[Chart and figure data]
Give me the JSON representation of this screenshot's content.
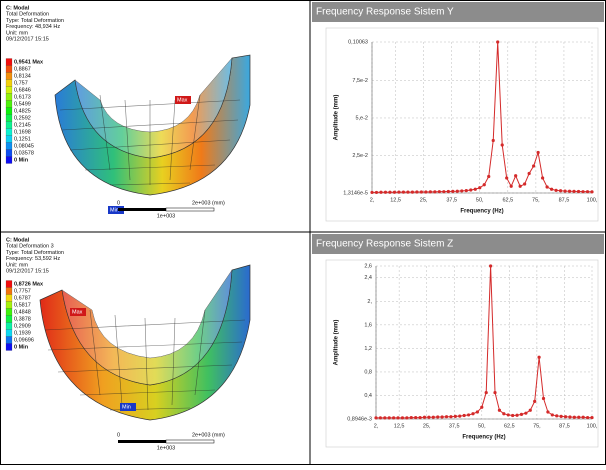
{
  "panels": [
    {
      "info": [
        "C: Modal",
        "Total Deformation",
        "Type: Total Deformation",
        "Frequency: 48,934 Hz",
        "Unit: mm",
        "09/12/2017 15:15"
      ],
      "legend": [
        "0,9541 Max",
        "0,8867",
        "0,8134",
        "0,757",
        "0,6846",
        "0,6173",
        "0,5499",
        "0,4825",
        "0,2592",
        "0,2145",
        "0,1698",
        "0,1251",
        "0,08045",
        "0,03578",
        "0 Min"
      ],
      "max_label": "Max",
      "min_label": "Min",
      "scale": {
        "start": "0",
        "end": "2e+003 (mm)",
        "mid": "1e+003"
      }
    },
    {
      "info": [
        "C: Modal",
        "Total Deformation 3",
        "Type: Total Deformation",
        "Frequency: 53,592 Hz",
        "Unit: mm",
        "09/12/2017 15:15"
      ],
      "legend": [
        "0,8726 Max",
        "0,7757",
        "0,6787",
        "0,5817",
        "0,4848",
        "0,3878",
        "0,2909",
        "0,1939",
        "0,09696",
        "0 Min"
      ],
      "max_label": "Max",
      "min_label": "Min",
      "scale": {
        "start": "0",
        "end": "2e+003 (mm)",
        "mid": "1e+003"
      }
    }
  ],
  "chart_data": [
    {
      "type": "line",
      "title": "Frequency Response Sistem Y",
      "x_label": "Frequency (Hz)",
      "y_label": "Amplitude (mm)",
      "x": [
        2,
        4,
        6,
        8,
        10,
        12,
        14,
        16,
        18,
        20,
        22,
        24,
        26,
        28,
        30,
        32,
        34,
        36,
        38,
        40,
        42,
        44,
        46,
        48,
        50,
        52,
        54,
        56,
        58,
        60,
        62,
        64,
        66,
        68,
        70,
        72,
        74,
        76,
        78,
        80,
        82,
        84,
        86,
        88,
        90,
        92,
        94,
        96,
        98,
        100
      ],
      "series": [
        {
          "color": "#d42a2a",
          "values": [
            0.0004,
            0.0004,
            0.0005,
            0.0005,
            0.0005,
            0.0005,
            0.0006,
            0.0006,
            0.0006,
            0.0006,
            0.0007,
            0.0007,
            0.0007,
            0.0008,
            0.0008,
            0.0009,
            0.0009,
            0.001,
            0.0011,
            0.0012,
            0.0014,
            0.0016,
            0.002,
            0.0025,
            0.0035,
            0.0055,
            0.011,
            0.035,
            0.10063,
            0.032,
            0.01,
            0.0045,
            0.0115,
            0.0045,
            0.006,
            0.013,
            0.018,
            0.027,
            0.01,
            0.004,
            0.0025,
            0.0018,
            0.0015,
            0.0013,
            0.0012,
            0.0011,
            0.001,
            0.0009,
            0.0009,
            0.0008
          ]
        }
      ],
      "xlim": [
        2,
        100
      ],
      "xticks": [
        {
          "value": 2,
          "label": "2,"
        },
        {
          "value": 12.5,
          "label": "12,5"
        },
        {
          "value": 25,
          "label": "25,"
        },
        {
          "value": 37.5,
          "label": "37,5"
        },
        {
          "value": 50,
          "label": "50,"
        },
        {
          "value": 62.5,
          "label": "62,5"
        },
        {
          "value": 75,
          "label": "75,"
        },
        {
          "value": 87.5,
          "label": "87,5"
        },
        {
          "value": 100,
          "label": "100,"
        }
      ],
      "ylim": [
        1.3146e-05,
        0.10063
      ],
      "yticks": [
        {
          "value": 1.3146e-05,
          "label": "1,3146e-5"
        },
        {
          "value": 0.025,
          "label": "2,5e-2"
        },
        {
          "value": 0.05,
          "label": "5,e-2"
        },
        {
          "value": 0.075,
          "label": "7,5e-2"
        },
        {
          "value": 0.10063,
          "label": "0,10063"
        }
      ],
      "grid": true
    },
    {
      "type": "line",
      "title": "Frequency Response Sistem Z",
      "x_label": "Frequency (Hz)",
      "y_label": "Amplitude (mm)",
      "x": [
        2,
        4,
        6,
        8,
        10,
        12,
        14,
        16,
        18,
        20,
        22,
        24,
        26,
        28,
        30,
        32,
        34,
        36,
        38,
        40,
        42,
        44,
        46,
        48,
        50,
        52,
        54,
        56,
        58,
        60,
        62,
        64,
        66,
        68,
        70,
        72,
        74,
        76,
        78,
        80,
        82,
        84,
        86,
        88,
        90,
        92,
        94,
        96,
        98,
        100
      ],
      "series": [
        {
          "color": "#d42a2a",
          "values": [
            0.02,
            0.02,
            0.02,
            0.02,
            0.02,
            0.02,
            0.02,
            0.02,
            0.025,
            0.025,
            0.025,
            0.03,
            0.03,
            0.03,
            0.035,
            0.035,
            0.04,
            0.04,
            0.045,
            0.05,
            0.06,
            0.07,
            0.09,
            0.12,
            0.2,
            0.45,
            2.6,
            0.45,
            0.15,
            0.09,
            0.07,
            0.06,
            0.065,
            0.08,
            0.1,
            0.15,
            0.3,
            1.05,
            0.35,
            0.12,
            0.07,
            0.055,
            0.045,
            0.04,
            0.035,
            0.03,
            0.03,
            0.03,
            0.025,
            0.025
          ]
        }
      ],
      "xlim": [
        2,
        100
      ],
      "xticks": [
        {
          "value": 2,
          "label": "2,"
        },
        {
          "value": 12.5,
          "label": "12,5"
        },
        {
          "value": 25,
          "label": "25,"
        },
        {
          "value": 37.5,
          "label": "37,5"
        },
        {
          "value": 50,
          "label": "50,"
        },
        {
          "value": 62.5,
          "label": "62,5"
        },
        {
          "value": 75,
          "label": "75,"
        },
        {
          "value": 87.5,
          "label": "87,5"
        },
        {
          "value": 100,
          "label": "100,"
        }
      ],
      "ylim": [
        0.0008946,
        2.6
      ],
      "yticks": [
        {
          "value": 0.0008946,
          "label": "0,8946e-3"
        },
        {
          "value": 0.4,
          "label": "0,4"
        },
        {
          "value": 0.8,
          "label": "0,8"
        },
        {
          "value": 1.2,
          "label": "1,2"
        },
        {
          "value": 1.6,
          "label": "1,6"
        },
        {
          "value": 2,
          "label": "2,"
        },
        {
          "value": 2.4,
          "label": "2,4"
        },
        {
          "value": 2.6,
          "label": "2,6"
        }
      ],
      "grid": true
    }
  ]
}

■ EXERCISE PROMPT ■
Set down the lines of the records above exactly, apart from the pictures.

■ SOLUTION TO THIS TASK ■
Give me the JSON representation of this screenshot's content.
{
  "panels": [
    {
      "info": [
        "C: Modal",
        "Total Deformation",
        "Type: Total Deformation",
        "Frequency: 48,934 Hz",
        "Unit: mm",
        "09/12/2017 15:15"
      ],
      "legend": [
        "0,9541 Max",
        "0,8867",
        "0,8134",
        "0,757",
        "0,6846",
        "0,6173",
        "0,5499",
        "0,4825",
        "0,2592",
        "0,2145",
        "0,1698",
        "0,1251",
        "0,08045",
        "0,03578",
        "0 Min"
      ],
      "max_label": "Max",
      "min_label": "Min",
      "scale": {
        "start": "0",
        "end": "2e+003 (mm)",
        "mid": "1e+003"
      }
    },
    {
      "info": [
        "C: Modal",
        "Total Deformation 3",
        "Type: Total Deformation",
        "Frequency: 53,592 Hz",
        "Unit: mm",
        "09/12/2017 15:15"
      ],
      "legend": [
        "0,8726 Max",
        "0,7757",
        "0,6787",
        "0,5817",
        "0,4848",
        "0,3878",
        "0,2909",
        "0,1939",
        "0,09696",
        "0 Min"
      ],
      "max_label": "Max",
      "min_label": "Min",
      "scale": {
        "start": "0",
        "end": "2e+003 (mm)",
        "mid": "1e+003"
      }
    }
  ],
  "chart_data": [
    {
      "type": "line",
      "title": "Frequency Response Sistem Y",
      "x_label": "Frequency (Hz)",
      "y_label": "Amplitude (mm)",
      "x": [
        2,
        4,
        6,
        8,
        10,
        12,
        14,
        16,
        18,
        20,
        22,
        24,
        26,
        28,
        30,
        32,
        34,
        36,
        38,
        40,
        42,
        44,
        46,
        48,
        50,
        52,
        54,
        56,
        58,
        60,
        62,
        64,
        66,
        68,
        70,
        72,
        74,
        76,
        78,
        80,
        82,
        84,
        86,
        88,
        90,
        92,
        94,
        96,
        98,
        100
      ],
      "series": [
        {
          "color": "#d42a2a",
          "values": [
            0.0004,
            0.0004,
            0.0005,
            0.0005,
            0.0005,
            0.0005,
            0.0006,
            0.0006,
            0.0006,
            0.0006,
            0.0007,
            0.0007,
            0.0007,
            0.0008,
            0.0008,
            0.0009,
            0.0009,
            0.001,
            0.0011,
            0.0012,
            0.0014,
            0.0016,
            0.002,
            0.0025,
            0.0035,
            0.0055,
            0.011,
            0.035,
            0.10063,
            0.032,
            0.01,
            0.0045,
            0.0115,
            0.0045,
            0.006,
            0.013,
            0.018,
            0.027,
            0.01,
            0.004,
            0.0025,
            0.0018,
            0.0015,
            0.0013,
            0.0012,
            0.0011,
            0.001,
            0.0009,
            0.0009,
            0.0008
          ]
        }
      ],
      "xlim": [
        2,
        100
      ],
      "xticks": [
        {
          "value": 2,
          "label": "2,"
        },
        {
          "value": 12.5,
          "label": "12,5"
        },
        {
          "value": 25,
          "label": "25,"
        },
        {
          "value": 37.5,
          "label": "37,5"
        },
        {
          "value": 50,
          "label": "50,"
        },
        {
          "value": 62.5,
          "label": "62,5"
        },
        {
          "value": 75,
          "label": "75,"
        },
        {
          "value": 87.5,
          "label": "87,5"
        },
        {
          "value": 100,
          "label": "100,"
        }
      ],
      "ylim": [
        1.3146e-05,
        0.10063
      ],
      "yticks": [
        {
          "value": 1.3146e-05,
          "label": "1,3146e-5"
        },
        {
          "value": 0.025,
          "label": "2,5e-2"
        },
        {
          "value": 0.05,
          "label": "5,e-2"
        },
        {
          "value": 0.075,
          "label": "7,5e-2"
        },
        {
          "value": 0.10063,
          "label": "0,10063"
        }
      ],
      "grid": true
    },
    {
      "type": "line",
      "title": "Frequency Response Sistem Z",
      "x_label": "Frequency (Hz)",
      "y_label": "Amplitude (mm)",
      "x": [
        2,
        4,
        6,
        8,
        10,
        12,
        14,
        16,
        18,
        20,
        22,
        24,
        26,
        28,
        30,
        32,
        34,
        36,
        38,
        40,
        42,
        44,
        46,
        48,
        50,
        52,
        54,
        56,
        58,
        60,
        62,
        64,
        66,
        68,
        70,
        72,
        74,
        76,
        78,
        80,
        82,
        84,
        86,
        88,
        90,
        92,
        94,
        96,
        98,
        100
      ],
      "series": [
        {
          "color": "#d42a2a",
          "values": [
            0.02,
            0.02,
            0.02,
            0.02,
            0.02,
            0.02,
            0.02,
            0.02,
            0.025,
            0.025,
            0.025,
            0.03,
            0.03,
            0.03,
            0.035,
            0.035,
            0.04,
            0.04,
            0.045,
            0.05,
            0.06,
            0.07,
            0.09,
            0.12,
            0.2,
            0.45,
            2.6,
            0.45,
            0.15,
            0.09,
            0.07,
            0.06,
            0.065,
            0.08,
            0.1,
            0.15,
            0.3,
            1.05,
            0.35,
            0.12,
            0.07,
            0.055,
            0.045,
            0.04,
            0.035,
            0.03,
            0.03,
            0.03,
            0.025,
            0.025
          ]
        }
      ],
      "xlim": [
        2,
        100
      ],
      "xticks": [
        {
          "value": 2,
          "label": "2,"
        },
        {
          "value": 12.5,
          "label": "12,5"
        },
        {
          "value": 25,
          "label": "25,"
        },
        {
          "value": 37.5,
          "label": "37,5"
        },
        {
          "value": 50,
          "label": "50,"
        },
        {
          "value": 62.5,
          "label": "62,5"
        },
        {
          "value": 75,
          "label": "75,"
        },
        {
          "value": 87.5,
          "label": "87,5"
        },
        {
          "value": 100,
          "label": "100,"
        }
      ],
      "ylim": [
        0.0008946,
        2.6
      ],
      "yticks": [
        {
          "value": 0.0008946,
          "label": "0,8946e-3"
        },
        {
          "value": 0.4,
          "label": "0,4"
        },
        {
          "value": 0.8,
          "label": "0,8"
        },
        {
          "value": 1.2,
          "label": "1,2"
        },
        {
          "value": 1.6,
          "label": "1,6"
        },
        {
          "value": 2,
          "label": "2,"
        },
        {
          "value": 2.4,
          "label": "2,4"
        },
        {
          "value": 2.6,
          "label": "2,6"
        }
      ],
      "grid": true
    }
  ]
}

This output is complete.